* Instruction:
Copy the lines from the start of the listing through the line with "399, 702, 424]", putting "text-line" wherever "paragraph-line" appears and keeping everything else unchanged.

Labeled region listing
--
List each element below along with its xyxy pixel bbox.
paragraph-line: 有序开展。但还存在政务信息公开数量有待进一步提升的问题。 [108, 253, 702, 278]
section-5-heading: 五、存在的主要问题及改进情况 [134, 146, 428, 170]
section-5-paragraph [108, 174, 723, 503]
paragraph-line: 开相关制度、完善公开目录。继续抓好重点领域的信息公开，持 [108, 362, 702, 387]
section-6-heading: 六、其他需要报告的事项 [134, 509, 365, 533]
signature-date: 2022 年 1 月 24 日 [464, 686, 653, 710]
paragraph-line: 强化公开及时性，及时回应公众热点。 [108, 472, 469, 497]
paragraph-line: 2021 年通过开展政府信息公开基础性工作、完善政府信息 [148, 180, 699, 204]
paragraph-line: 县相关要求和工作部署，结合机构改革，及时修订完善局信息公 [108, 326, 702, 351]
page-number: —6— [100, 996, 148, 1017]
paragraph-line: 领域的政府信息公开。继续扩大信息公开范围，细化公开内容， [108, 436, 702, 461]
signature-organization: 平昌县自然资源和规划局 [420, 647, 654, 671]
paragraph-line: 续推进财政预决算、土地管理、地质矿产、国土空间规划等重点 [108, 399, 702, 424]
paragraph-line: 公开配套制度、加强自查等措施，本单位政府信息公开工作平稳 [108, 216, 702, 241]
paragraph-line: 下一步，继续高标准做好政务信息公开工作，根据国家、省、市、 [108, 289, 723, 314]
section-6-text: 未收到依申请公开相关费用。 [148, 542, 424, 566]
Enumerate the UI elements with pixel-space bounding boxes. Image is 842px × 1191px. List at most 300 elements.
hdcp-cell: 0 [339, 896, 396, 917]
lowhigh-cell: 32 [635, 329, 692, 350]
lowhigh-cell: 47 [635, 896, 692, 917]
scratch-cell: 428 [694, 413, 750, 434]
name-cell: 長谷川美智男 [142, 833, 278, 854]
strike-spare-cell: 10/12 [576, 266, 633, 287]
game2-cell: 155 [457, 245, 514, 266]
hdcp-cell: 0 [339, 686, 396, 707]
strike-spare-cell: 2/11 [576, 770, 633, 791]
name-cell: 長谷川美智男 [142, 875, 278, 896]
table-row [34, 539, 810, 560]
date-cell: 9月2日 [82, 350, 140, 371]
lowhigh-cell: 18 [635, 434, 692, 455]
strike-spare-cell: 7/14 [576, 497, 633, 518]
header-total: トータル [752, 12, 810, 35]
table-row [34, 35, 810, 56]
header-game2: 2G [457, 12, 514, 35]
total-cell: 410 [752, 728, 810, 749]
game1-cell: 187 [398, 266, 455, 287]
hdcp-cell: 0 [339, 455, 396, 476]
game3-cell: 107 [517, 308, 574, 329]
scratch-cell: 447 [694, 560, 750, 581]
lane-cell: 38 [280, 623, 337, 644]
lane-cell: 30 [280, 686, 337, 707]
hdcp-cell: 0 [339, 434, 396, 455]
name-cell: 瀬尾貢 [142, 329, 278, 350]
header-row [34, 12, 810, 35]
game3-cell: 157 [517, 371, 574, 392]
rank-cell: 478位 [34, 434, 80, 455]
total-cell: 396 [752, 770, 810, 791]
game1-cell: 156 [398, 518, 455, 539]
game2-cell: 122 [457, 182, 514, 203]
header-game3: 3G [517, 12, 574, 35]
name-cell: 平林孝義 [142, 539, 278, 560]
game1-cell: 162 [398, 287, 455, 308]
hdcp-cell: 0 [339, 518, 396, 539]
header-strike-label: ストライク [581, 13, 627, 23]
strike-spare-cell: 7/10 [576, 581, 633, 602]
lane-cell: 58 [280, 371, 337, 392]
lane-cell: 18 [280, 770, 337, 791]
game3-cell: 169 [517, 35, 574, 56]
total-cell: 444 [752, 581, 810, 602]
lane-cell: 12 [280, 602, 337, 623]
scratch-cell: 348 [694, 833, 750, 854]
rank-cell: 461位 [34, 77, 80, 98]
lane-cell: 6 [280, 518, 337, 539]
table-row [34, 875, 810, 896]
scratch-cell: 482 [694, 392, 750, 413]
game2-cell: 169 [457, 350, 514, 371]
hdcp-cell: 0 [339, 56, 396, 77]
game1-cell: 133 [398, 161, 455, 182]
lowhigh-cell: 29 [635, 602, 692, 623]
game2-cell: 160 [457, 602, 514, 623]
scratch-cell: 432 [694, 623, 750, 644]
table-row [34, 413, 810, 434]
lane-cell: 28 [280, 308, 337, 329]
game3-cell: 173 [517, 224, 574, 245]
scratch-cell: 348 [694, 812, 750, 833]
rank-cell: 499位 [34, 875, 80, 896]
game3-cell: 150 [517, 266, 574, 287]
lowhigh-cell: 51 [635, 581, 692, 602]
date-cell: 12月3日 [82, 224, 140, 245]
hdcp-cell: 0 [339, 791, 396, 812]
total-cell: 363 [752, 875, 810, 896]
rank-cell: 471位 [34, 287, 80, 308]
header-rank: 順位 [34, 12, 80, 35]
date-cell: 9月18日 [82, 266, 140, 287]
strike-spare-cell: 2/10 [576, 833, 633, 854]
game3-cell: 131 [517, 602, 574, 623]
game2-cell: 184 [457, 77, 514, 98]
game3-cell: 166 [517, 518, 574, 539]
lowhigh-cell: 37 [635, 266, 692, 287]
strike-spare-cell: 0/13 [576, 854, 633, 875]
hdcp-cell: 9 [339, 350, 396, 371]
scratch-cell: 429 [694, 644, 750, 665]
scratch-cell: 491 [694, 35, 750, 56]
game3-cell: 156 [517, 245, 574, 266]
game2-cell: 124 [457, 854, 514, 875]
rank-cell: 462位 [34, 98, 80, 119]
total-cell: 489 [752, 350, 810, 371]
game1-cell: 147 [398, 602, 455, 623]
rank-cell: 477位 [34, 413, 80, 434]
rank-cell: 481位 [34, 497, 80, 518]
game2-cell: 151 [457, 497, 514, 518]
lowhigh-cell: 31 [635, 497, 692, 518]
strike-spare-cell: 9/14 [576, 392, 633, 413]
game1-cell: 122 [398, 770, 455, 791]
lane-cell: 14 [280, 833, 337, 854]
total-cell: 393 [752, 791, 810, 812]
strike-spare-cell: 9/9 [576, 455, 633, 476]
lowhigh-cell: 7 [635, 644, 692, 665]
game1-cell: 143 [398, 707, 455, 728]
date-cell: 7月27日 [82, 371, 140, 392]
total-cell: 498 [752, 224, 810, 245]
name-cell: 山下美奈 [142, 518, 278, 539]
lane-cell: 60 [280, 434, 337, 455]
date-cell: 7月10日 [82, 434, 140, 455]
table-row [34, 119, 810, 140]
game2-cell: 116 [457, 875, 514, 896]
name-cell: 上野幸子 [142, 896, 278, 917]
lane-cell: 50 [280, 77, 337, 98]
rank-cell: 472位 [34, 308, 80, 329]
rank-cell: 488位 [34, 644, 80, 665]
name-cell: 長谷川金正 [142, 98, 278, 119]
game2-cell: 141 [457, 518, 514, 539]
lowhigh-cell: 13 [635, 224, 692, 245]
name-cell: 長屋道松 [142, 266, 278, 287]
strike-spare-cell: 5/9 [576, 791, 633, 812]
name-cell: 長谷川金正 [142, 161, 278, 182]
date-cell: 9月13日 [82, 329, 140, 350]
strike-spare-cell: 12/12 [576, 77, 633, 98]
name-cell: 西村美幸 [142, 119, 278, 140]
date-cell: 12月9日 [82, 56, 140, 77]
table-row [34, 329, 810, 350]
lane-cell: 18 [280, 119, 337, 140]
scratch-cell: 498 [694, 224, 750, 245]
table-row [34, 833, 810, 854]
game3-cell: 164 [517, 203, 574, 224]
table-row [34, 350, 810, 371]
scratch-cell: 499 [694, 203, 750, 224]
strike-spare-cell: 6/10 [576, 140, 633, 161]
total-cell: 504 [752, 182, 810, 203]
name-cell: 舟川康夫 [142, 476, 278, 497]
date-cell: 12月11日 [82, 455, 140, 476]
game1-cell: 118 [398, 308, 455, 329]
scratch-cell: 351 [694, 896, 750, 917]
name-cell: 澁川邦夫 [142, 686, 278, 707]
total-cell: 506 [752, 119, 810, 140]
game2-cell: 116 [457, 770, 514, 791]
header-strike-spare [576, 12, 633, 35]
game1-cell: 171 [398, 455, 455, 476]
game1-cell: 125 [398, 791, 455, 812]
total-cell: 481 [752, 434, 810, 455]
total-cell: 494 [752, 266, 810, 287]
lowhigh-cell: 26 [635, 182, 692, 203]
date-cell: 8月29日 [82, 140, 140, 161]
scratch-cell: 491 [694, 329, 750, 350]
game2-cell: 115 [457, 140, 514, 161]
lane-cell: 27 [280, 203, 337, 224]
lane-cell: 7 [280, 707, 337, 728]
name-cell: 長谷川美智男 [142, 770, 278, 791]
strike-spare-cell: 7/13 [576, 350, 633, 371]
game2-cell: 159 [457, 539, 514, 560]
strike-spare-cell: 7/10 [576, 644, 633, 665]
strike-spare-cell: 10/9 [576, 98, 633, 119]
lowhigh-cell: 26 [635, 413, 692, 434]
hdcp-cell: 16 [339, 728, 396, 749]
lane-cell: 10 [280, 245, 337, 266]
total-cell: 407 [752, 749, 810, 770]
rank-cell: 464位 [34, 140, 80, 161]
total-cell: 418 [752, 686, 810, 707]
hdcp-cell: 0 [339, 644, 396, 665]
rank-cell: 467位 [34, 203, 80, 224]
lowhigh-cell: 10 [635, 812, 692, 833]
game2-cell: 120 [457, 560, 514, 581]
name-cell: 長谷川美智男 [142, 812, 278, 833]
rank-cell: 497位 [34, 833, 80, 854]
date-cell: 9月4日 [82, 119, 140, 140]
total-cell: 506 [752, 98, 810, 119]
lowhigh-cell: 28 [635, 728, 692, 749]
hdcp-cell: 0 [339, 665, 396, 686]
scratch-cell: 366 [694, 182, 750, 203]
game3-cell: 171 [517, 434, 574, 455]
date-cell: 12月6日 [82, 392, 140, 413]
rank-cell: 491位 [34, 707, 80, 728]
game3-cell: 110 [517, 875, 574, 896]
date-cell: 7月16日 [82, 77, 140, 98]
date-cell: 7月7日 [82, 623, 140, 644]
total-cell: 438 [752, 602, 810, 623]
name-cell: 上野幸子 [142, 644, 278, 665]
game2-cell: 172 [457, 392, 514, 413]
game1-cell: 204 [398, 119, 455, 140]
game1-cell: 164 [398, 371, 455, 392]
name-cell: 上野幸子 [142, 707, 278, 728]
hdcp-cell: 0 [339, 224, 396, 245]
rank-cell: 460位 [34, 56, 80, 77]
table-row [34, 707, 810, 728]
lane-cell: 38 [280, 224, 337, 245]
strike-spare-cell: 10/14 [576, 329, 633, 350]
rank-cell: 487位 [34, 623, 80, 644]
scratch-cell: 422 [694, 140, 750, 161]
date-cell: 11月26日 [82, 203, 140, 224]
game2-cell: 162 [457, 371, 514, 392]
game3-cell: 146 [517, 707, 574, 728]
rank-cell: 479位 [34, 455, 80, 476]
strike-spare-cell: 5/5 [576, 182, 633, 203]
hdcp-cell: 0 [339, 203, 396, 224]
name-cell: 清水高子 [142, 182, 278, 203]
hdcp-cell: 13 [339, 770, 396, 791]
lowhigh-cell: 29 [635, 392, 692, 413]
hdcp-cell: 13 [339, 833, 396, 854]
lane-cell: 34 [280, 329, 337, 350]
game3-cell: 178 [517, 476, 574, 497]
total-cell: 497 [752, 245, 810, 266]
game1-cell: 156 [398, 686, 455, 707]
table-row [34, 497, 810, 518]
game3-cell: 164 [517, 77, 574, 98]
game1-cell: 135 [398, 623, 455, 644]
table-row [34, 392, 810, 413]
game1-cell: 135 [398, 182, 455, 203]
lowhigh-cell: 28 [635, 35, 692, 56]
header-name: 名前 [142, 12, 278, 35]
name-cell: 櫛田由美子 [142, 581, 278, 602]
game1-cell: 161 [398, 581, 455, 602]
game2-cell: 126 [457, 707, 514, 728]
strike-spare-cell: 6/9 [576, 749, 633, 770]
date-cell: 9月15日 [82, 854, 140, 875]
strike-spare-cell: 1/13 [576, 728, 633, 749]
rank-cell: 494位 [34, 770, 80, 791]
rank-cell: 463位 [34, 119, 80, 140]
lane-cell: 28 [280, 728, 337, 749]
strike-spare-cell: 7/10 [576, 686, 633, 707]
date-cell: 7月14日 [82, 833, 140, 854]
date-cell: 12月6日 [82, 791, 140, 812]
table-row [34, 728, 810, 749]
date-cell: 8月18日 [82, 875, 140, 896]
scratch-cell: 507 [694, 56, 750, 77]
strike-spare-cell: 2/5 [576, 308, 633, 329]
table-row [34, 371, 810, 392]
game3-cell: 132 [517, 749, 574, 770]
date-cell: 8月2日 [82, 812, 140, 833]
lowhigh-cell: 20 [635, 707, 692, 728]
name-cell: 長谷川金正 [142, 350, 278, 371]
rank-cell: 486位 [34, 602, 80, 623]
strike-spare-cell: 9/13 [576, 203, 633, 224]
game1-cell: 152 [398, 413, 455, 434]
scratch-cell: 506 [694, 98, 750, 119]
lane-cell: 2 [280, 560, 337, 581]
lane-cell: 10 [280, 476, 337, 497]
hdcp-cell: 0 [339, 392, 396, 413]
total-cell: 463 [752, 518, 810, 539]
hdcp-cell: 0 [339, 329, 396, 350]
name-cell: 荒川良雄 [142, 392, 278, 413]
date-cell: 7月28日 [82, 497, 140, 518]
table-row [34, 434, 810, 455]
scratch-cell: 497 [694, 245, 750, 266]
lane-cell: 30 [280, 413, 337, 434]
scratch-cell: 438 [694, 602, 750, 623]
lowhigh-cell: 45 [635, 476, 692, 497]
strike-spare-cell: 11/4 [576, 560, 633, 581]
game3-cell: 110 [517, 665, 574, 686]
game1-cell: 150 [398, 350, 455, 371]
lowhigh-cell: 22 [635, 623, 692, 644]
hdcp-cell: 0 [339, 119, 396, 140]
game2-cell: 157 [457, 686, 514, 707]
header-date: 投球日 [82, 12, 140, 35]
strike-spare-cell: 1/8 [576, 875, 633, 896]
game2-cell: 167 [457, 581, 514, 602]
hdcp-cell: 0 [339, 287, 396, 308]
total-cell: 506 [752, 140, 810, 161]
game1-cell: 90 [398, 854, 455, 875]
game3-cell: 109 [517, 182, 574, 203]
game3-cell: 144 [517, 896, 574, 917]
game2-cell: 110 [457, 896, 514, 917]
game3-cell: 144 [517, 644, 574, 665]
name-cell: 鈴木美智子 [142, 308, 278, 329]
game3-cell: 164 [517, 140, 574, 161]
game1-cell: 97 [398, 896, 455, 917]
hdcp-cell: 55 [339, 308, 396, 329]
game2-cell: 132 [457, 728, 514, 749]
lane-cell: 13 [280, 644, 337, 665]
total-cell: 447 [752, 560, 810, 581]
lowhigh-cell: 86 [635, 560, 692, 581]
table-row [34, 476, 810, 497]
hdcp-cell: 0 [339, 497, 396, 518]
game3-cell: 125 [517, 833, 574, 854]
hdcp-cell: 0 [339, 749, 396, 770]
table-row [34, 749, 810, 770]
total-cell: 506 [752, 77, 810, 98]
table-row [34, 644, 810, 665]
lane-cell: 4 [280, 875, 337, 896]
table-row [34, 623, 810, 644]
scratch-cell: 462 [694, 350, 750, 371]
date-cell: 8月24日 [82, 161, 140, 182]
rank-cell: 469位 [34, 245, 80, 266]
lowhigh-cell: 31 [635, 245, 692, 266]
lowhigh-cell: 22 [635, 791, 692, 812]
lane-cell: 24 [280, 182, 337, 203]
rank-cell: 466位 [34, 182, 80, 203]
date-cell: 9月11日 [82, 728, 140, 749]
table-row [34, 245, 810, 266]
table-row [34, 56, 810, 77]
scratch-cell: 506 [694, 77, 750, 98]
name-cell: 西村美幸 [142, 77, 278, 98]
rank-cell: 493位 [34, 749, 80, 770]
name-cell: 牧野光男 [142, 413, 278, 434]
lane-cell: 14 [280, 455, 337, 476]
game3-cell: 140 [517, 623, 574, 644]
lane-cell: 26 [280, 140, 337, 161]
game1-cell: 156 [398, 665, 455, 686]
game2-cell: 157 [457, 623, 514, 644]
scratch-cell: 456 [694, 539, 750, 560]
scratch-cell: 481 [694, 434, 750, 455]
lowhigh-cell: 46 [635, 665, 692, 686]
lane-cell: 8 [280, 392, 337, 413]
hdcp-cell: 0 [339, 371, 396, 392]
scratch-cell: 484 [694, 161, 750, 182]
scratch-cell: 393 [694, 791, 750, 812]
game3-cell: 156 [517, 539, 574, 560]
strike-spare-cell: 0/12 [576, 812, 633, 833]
--
* Completed task:
List each element below along with its xyxy pixel bbox.
text-line: 有序开展。但还存在政务信息公开数量有待进一步提升的问题。 [108, 253, 702, 278]
section-5-heading: 五、存在的主要问题及改进情况 [134, 146, 428, 170]
section-5-paragraph [108, 174, 723, 503]
text-line: 开相关制度、完善公开目录。继续抓好重点领域的信息公开，持 [108, 362, 702, 387]
section-6-heading: 六、其他需要报告的事项 [134, 509, 365, 533]
signature-date: 2022 年 1 月 24 日 [464, 686, 653, 710]
text-line: 强化公开及时性，及时回应公众热点。 [108, 472, 469, 497]
text-line: 2021 年通过开展政府信息公开基础性工作、完善政府信息 [148, 180, 699, 204]
text-line: 县相关要求和工作部署，结合机构改革，及时修订完善局信息公 [108, 326, 702, 351]
page-number: —6— [100, 996, 148, 1017]
text-line: 领域的政府信息公开。继续扩大信息公开范围，细化公开内容， [108, 436, 702, 461]
signature-organization: 平昌县自然资源和规划局 [420, 647, 654, 671]
text-line: 续推进财政预决算、土地管理、地质矿产、国土空间规划等重点 [108, 399, 702, 424]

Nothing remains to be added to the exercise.